* BEGIN INPUT RECORDS *

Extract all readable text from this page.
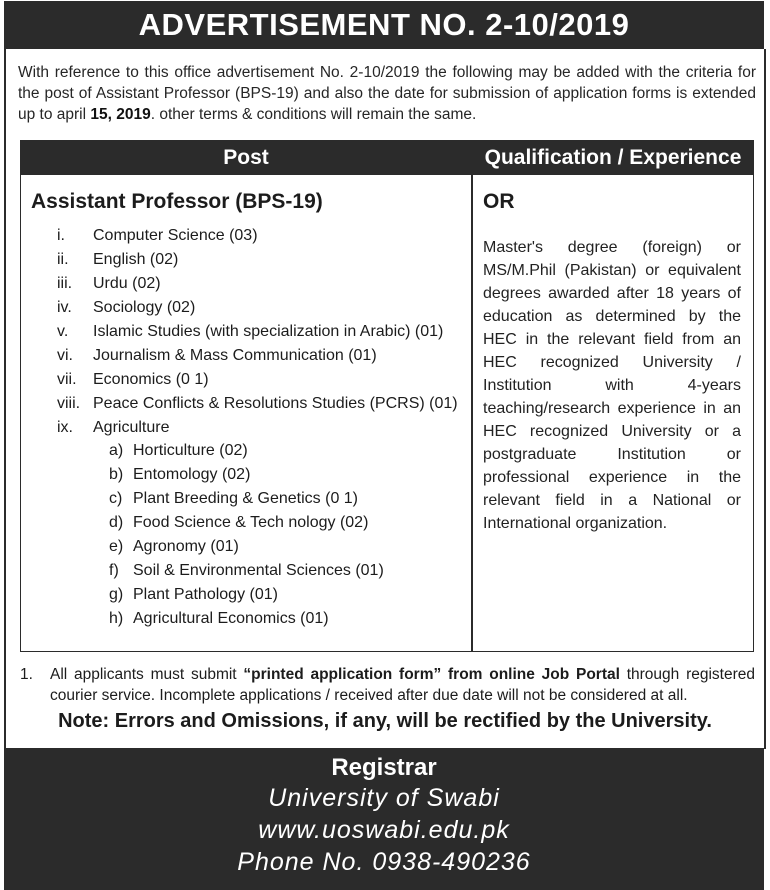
ADVERTISEMENT NO. 2-10/2019
With reference to this office advertisement No. 2-10/2019 the following may be added with the criteria for the post of Assistant Professor (BPS-19) and also the date for submission of application forms is extended up to april 15, 2019. other terms & conditions will remain the same.
Post	Qualification / Experience
Assistant Professor (BPS-19)
i.	Computer Science (03)
ii.	English (02)
iii.	Urdu (02)
iv.	Sociology (02)
v.	Islamic Studies (with specialization in Arabic) (01)
vi.	Journalism & Mass Communication (01)
vii.	Economics (0 1)
viii. Peace Conflicts & Resolutions Studies (PCRS) (01)
ix.	Agriculture
a) Horticulture (02)
b) Entomology (02)
c) Plant Breeding & Genetics (0 1)
d) Food Science & Tech nology (02)
e) Agronomy (01)
f) Soil & Environmental Sciences (01)
g) Plant Pathology (01)
h) Agricultural Economics (01)
OR
Master's degree (foreign) or MS/M.Phil (Pakistan) or equivalent degrees awarded after 18 years of education as determined by the HEC in the relevant field from an HEC recognized University / Institution with 4-years teaching/research experience in an HEC recognized University or a postgraduate Institution or professional experience in the relevant field in a National or International organization.
1. All applicants must submit “printed application form” from online Job Portal through registered courier service. Incomplete applications / received after due date will not be considered at all.
Note: Errors and Omissions, if any, will be rectified by the University.
Registrar
University of Swabi
www.uoswabi.edu.pk
Phone No. 0938-490236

* END INPUT RECORDS *

SET EXERCISE » Give an exact copy of the material, leaving out every picture.

SOLUTION »
Extract all readable text from this page.
ADVERTISEMENT NO. 2-10/2019
With reference to this office advertisement No. 2-10/2019 the following may be added with the criteria for the post of Assistant Professor (BPS-19) and also the date for submission of application forms is extended up to april 15, 2019. other terms & conditions will remain the same.
Post	Qualification / Experience
Assistant Professor (BPS-19)
i.	Computer Science (03)
ii.	English (02)
iii.	Urdu (02)
iv.	Sociology (02)
v.	Islamic Studies (with specialization in Arabic) (01)
vi.	Journalism & Mass Communication (01)
vii.	Economics (0 1)
viii. Peace Conflicts & Resolutions Studies (PCRS) (01)
ix.	Agriculture
a) Horticulture (02)
b) Entomology (02)
c) Plant Breeding & Genetics (0 1)
d) Food Science & Tech nology (02)
e) Agronomy (01)
f) Soil & Environmental Sciences (01)
g) Plant Pathology (01)
h) Agricultural Economics (01)
OR
Master's degree (foreign) or MS/M.Phil (Pakistan) or equivalent degrees awarded after 18 years of education as determined by the HEC in the relevant field from an HEC recognized University / Institution with 4-years teaching/research experience in an HEC recognized University or a postgraduate Institution or professional experience in the relevant field in a National or International organization.
1. All applicants must submit “printed application form” from online Job Portal through registered courier service. Incomplete applications / received after due date will not be considered at all.
Note: Errors and Omissions, if any, will be rectified by the University.
Registrar
University of Swabi
www.uoswabi.edu.pk
Phone No. 0938-490236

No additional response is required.